• [REQUIREMENT]
Report every line below that holds the word "Offers".

• [INFORMATION PROVIDED]
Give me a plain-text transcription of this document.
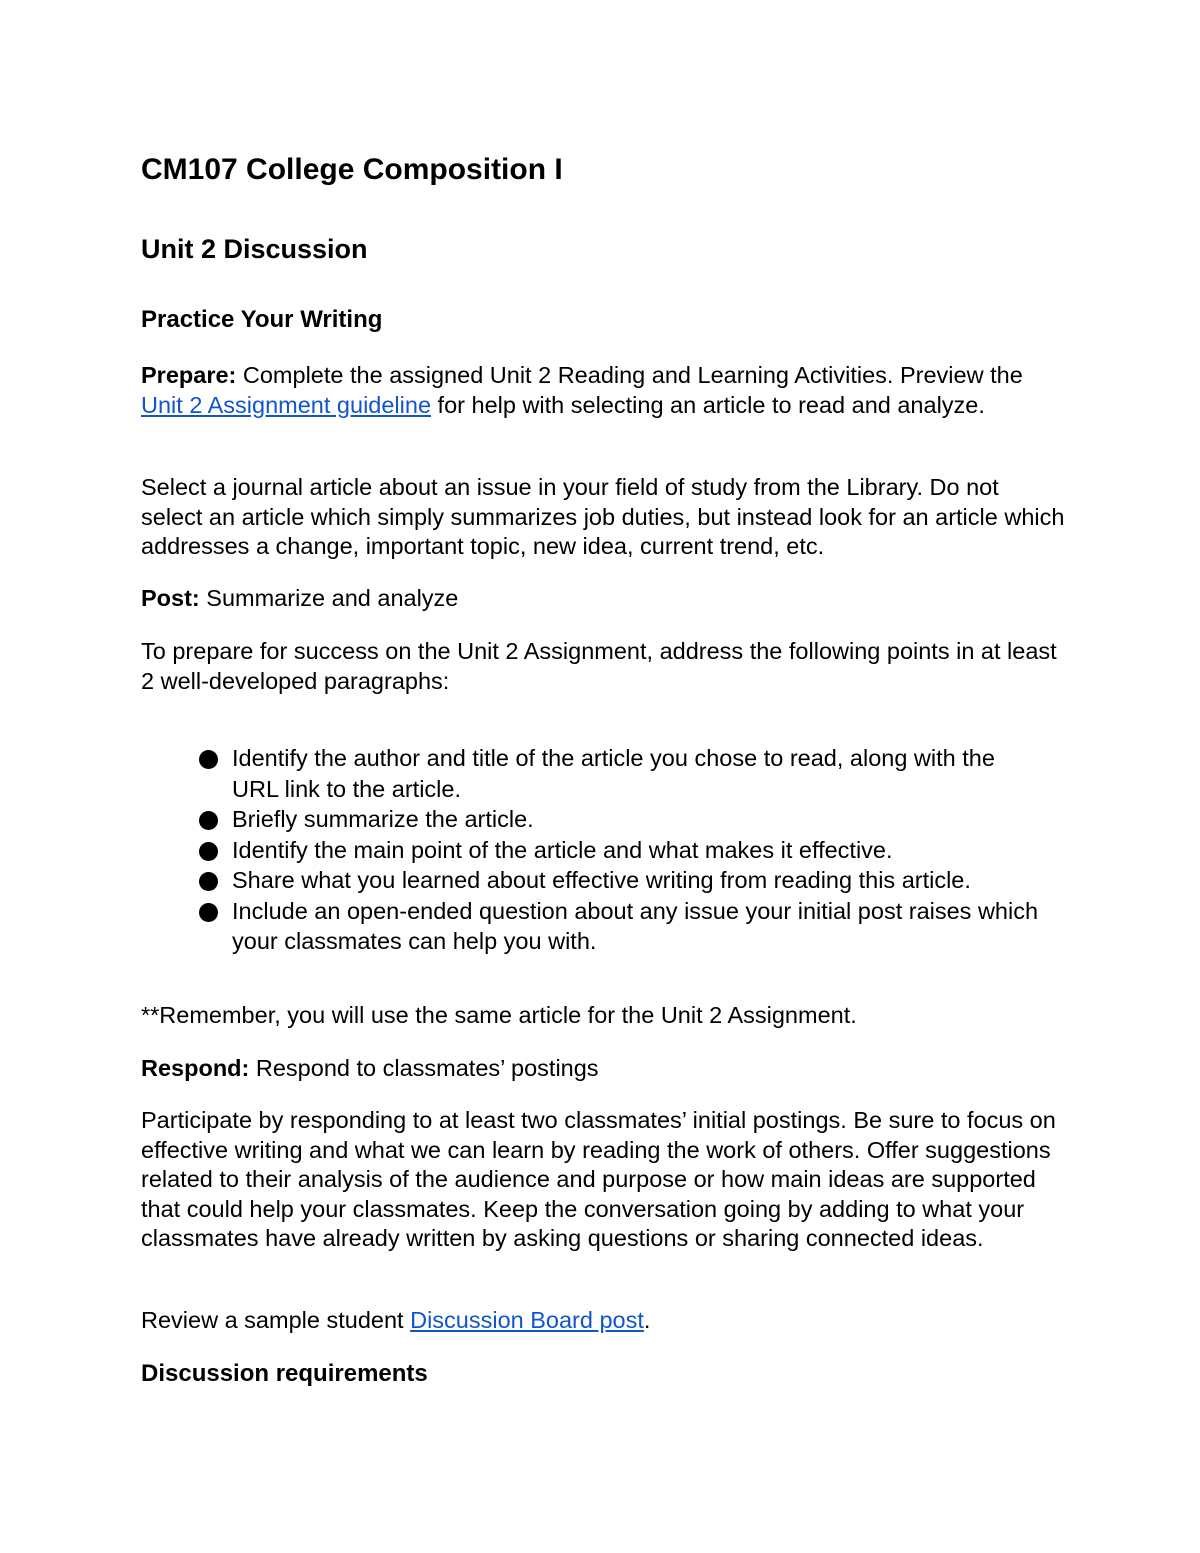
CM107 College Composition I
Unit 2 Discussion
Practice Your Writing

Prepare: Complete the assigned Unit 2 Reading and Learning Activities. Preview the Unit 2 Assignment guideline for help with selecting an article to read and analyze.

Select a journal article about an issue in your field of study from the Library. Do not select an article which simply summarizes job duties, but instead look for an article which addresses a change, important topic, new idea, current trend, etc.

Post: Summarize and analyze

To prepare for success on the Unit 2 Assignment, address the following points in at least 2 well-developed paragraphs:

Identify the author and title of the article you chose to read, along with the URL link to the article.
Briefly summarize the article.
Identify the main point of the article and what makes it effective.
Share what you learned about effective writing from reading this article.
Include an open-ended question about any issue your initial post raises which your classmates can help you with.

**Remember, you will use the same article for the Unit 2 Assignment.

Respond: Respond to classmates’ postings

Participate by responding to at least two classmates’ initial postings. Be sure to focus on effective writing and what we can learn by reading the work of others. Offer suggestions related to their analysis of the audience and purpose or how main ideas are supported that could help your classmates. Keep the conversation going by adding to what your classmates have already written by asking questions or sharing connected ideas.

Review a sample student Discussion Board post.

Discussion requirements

==

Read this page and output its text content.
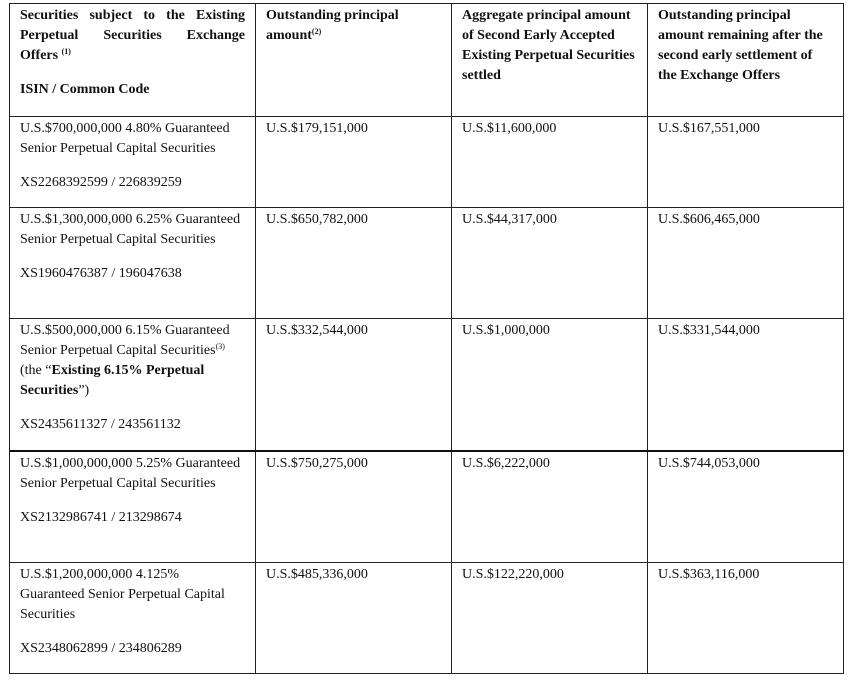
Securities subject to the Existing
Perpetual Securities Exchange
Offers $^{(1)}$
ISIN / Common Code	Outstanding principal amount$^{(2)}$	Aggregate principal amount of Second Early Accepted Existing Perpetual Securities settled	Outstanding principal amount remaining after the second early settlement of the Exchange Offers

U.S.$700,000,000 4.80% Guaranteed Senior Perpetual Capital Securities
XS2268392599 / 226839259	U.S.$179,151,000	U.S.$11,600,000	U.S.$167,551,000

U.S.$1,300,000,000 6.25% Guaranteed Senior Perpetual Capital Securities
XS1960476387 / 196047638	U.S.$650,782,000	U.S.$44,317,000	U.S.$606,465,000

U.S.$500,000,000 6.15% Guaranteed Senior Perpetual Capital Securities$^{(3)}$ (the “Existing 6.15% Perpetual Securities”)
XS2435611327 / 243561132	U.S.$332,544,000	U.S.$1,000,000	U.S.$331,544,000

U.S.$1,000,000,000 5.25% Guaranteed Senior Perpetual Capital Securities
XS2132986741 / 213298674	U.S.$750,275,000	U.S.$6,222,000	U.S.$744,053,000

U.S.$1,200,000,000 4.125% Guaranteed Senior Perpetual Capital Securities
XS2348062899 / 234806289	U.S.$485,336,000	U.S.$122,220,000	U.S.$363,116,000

==

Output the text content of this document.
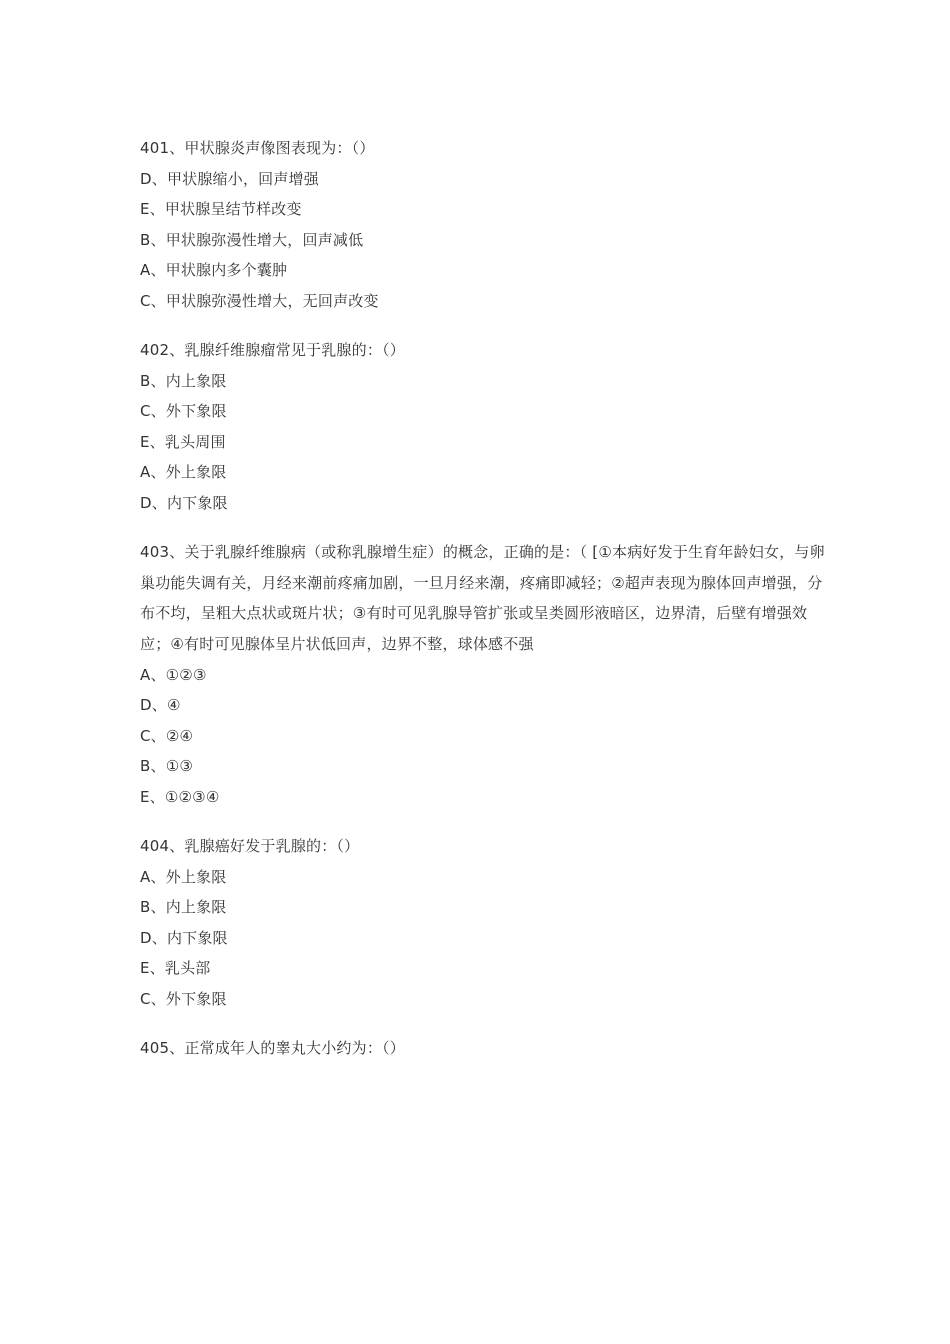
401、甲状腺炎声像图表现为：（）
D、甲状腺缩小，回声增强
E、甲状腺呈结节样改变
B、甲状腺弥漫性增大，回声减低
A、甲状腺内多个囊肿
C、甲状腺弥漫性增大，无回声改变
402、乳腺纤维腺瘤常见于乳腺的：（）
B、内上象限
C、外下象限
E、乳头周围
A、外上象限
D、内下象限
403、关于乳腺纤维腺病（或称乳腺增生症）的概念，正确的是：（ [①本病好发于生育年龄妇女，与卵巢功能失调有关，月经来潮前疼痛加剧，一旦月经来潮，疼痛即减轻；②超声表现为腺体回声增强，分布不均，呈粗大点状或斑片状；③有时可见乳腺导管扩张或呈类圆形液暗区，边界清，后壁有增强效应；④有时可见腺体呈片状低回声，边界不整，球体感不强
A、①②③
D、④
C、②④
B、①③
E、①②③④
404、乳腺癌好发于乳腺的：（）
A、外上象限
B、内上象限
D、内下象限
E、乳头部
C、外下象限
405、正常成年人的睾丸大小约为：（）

• [SOLUTION FOR THIS EXERCISE]
Offers $^{(1)}$
ISIN / Common Code	Outstanding principal amount$^{(2)}$	Aggregate principal amount of Second Early Accepted Existing Perpetual Securities settled	Outstanding principal amount remaining after the second early settlement of the Exchange Offers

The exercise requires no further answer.